Problem to solve:
Images do not belong in the copy. Retype all the entries below exactly.
BEGIN Data in this exercise
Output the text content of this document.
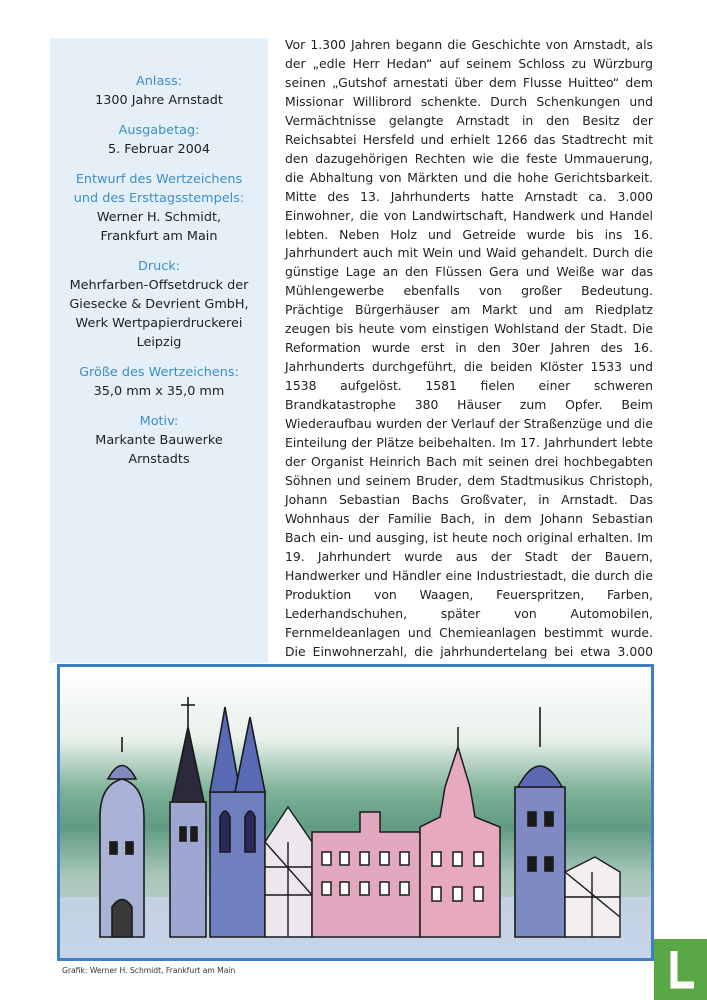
Anlass:
1300 Jahre Arnstadt
Ausgabetag:
5. Februar 2004
Entwurf des Wertzeichens
und des Ersttagsstempels:
Werner H. Schmidt,
Frankfurt am Main
Druck:
Mehrfarben-Offsetdruck der
Giesecke & Devrient GmbH,
Werk Wertpapierdruckerei
Leipzig
Größe des Wertzeichens:
35,0 mm x 35,0 mm
Motiv:
Markante Bauwerke
Arnstadts

Vor 1.300 Jahren begann die Geschichte von Arnstadt, als der „edle Herr Hedan“ auf seinem Schloss zu Würzburg seinen „Gutshof arnestati über dem Flusse Huitteo“ dem Missionar Willibrord schenkte. Durch Schenkungen und Vermächtnisse gelangte Arnstadt in den Besitz der Reichsabtei Hersfeld und erhielt 1266 das Stadtrecht mit den dazugehörigen Rechten wie die feste Ummauerung, die Abhaltung von Märkten und die hohe Gerichtsbarkeit. Mitte des 13. Jahrhunderts hatte Arnstadt ca. 3.000 Einwohner, die von Landwirtschaft, Handwerk und Handel lebten. Neben Holz und Getreide wurde bis ins 16. Jahrhundert auch mit Wein und Waid gehandelt. Durch die günstige Lage an den Flüssen Gera und Weiße war das Mühlengewerbe ebenfalls von großer Bedeutung. Prächtige Bürgerhäuser am Markt und am Riedplatz zeugen bis heute vom einstigen Wohlstand der Stadt. Die Reformation wurde erst in den 30er Jahren des 16. Jahrhunderts durchgeführt, die beiden Klöster 1533 und 1538 aufgelöst. 1581 fielen einer schweren Brandkatastrophe 380 Häuser zum Opfer. Beim Wiederaufbau wurden der Verlauf der Straßenzüge und die Einteilung der Plätze beibehalten. Im 17. Jahrhundert lebte der Organist Heinrich Bach mit seinen drei hochbegabten Söhnen und seinem Bruder, dem Stadtmusikus Christoph, Johann Sebastian Bachs Großvater, in Arnstadt. Das Wohnhaus der Familie Bach, in dem Johann Sebastian Bach ein- und ausging, ist heute noch original erhalten. Im 19. Jahrhundert wurde aus der Stadt der Bauern, Handwerker und Händler eine Industriestadt, die durch die Produktion von Waagen, Feuerspritzen, Farben, Lederhandschuhen, später von Automobilen, Fernmeldeanlagen und Chemieanlagen bestimmt wurde. Die Einwohnerzahl, die jahrhundertelang bei etwa 3.000

Grafik: Werner H. Schmidt, Frankfurt am Main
END Data in this exercise
Reply to the exercise:
Output the text content of this document.
Anlass:
1300 Jahre Arnstadt
Ausgabetag:
5. Februar 2004
Entwurf des Wertzeichens
und des Ersttagsstempels:
Werner H. Schmidt,
Frankfurt am Main
Druck:
Mehrfarben-Offsetdruck der
Giesecke & Devrient GmbH,
Werk Wertpapierdruckerei
Leipzig
Größe des Wertzeichens:
35,0 mm x 35,0 mm
Motiv:
Markante Bauwerke
Arnstadts

Vor 1.300 Jahren begann die Geschichte von Arnstadt, als der „edle Herr Hedan“ auf seinem Schloss zu Würzburg seinen „Gutshof arnestati über dem Flusse Huitteo“ dem Missionar Willibrord schenkte. Durch Schenkungen und Vermächtnisse gelangte Arnstadt in den Besitz der Reichsabtei Hersfeld und erhielt 1266 das Stadtrecht mit den dazugehörigen Rechten wie die feste Ummauerung, die Abhaltung von Märkten und die hohe Gerichtsbarkeit. Mitte des 13. Jahrhunderts hatte Arnstadt ca. 3.000 Einwohner, die von Landwirtschaft, Handwerk und Handel lebten. Neben Holz und Getreide wurde bis ins 16. Jahrhundert auch mit Wein und Waid gehandelt. Durch die günstige Lage an den Flüssen Gera und Weiße war das Mühlengewerbe ebenfalls von großer Bedeutung. Prächtige Bürgerhäuser am Markt und am Riedplatz zeugen bis heute vom einstigen Wohlstand der Stadt. Die Reformation wurde erst in den 30er Jahren des 16. Jahrhunderts durchgeführt, die beiden Klöster 1533 und 1538 aufgelöst. 1581 fielen einer schweren Brandkatastrophe 380 Häuser zum Opfer. Beim Wiederaufbau wurden der Verlauf der Straßenzüge und die Einteilung der Plätze beibehalten. Im 17. Jahrhundert lebte der Organist Heinrich Bach mit seinen drei hochbegabten Söhnen und seinem Bruder, dem Stadtmusikus Christoph, Johann Sebastian Bachs Großvater, in Arnstadt. Das Wohnhaus der Familie Bach, in dem Johann Sebastian Bach ein- und ausging, ist heute noch original erhalten. Im 19. Jahrhundert wurde aus der Stadt der Bauern, Handwerker und Händler eine Industriestadt, die durch die Produktion von Waagen, Feuerspritzen, Farben, Lederhandschuhen, später von Automobilen, Fernmeldeanlagen und Chemieanlagen bestimmt wurde. Die Einwohnerzahl, die jahrhundertelang bei etwa 3.000

Grafik: Werner H. Schmidt, Frankfurt am Main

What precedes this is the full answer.